CHALLENGE
Copy the full set of lines exactly as given.

[begin MATERIAL SUPPLIED]

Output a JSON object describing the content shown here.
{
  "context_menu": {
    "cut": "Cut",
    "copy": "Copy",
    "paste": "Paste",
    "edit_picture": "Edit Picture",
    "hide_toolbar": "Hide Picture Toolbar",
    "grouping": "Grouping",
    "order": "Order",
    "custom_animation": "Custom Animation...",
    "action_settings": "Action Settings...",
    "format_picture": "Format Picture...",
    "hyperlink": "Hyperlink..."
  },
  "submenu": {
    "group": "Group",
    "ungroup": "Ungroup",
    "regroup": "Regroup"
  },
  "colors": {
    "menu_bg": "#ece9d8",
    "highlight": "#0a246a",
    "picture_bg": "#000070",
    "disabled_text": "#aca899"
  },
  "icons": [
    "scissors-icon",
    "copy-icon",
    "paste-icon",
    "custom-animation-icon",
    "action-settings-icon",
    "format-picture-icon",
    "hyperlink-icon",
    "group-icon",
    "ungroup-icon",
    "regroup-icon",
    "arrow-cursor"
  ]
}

[end MATERIAL SUPPLIED]

SOLUTION
Output a JSON object describing the content shown here.
{
  "context_menu": {
    "cut": "Cut",
    "copy": "Copy",
    "paste": "Paste",
    "edit_picture": "Edit Picture",
    "hide_toolbar": "Hide Picture Toolbar",
    "grouping": "Grouping",
    "order": "Order",
    "custom_animation": "Custom Animation...",
    "action_settings": "Action Settings...",
    "format_picture": "Format Picture...",
    "hyperlink": "Hyperlink..."
  },
  "submenu": {
    "group": "Group",
    "ungroup": "Ungroup",
    "regroup": "Regroup"
  },
  "colors": {
    "menu_bg": "#ece9d8",
    "highlight": "#0a246a",
    "picture_bg": "#000070",
    "disabled_text": "#aca899"
  },
  "icons": [
    "scissors-icon",
    "copy-icon",
    "paste-icon",
    "custom-animation-icon",
    "action-settings-icon",
    "format-picture-icon",
    "hyperlink-icon",
    "group-icon",
    "ungroup-icon",
    "regroup-icon",
    "arrow-cursor"
  ]
}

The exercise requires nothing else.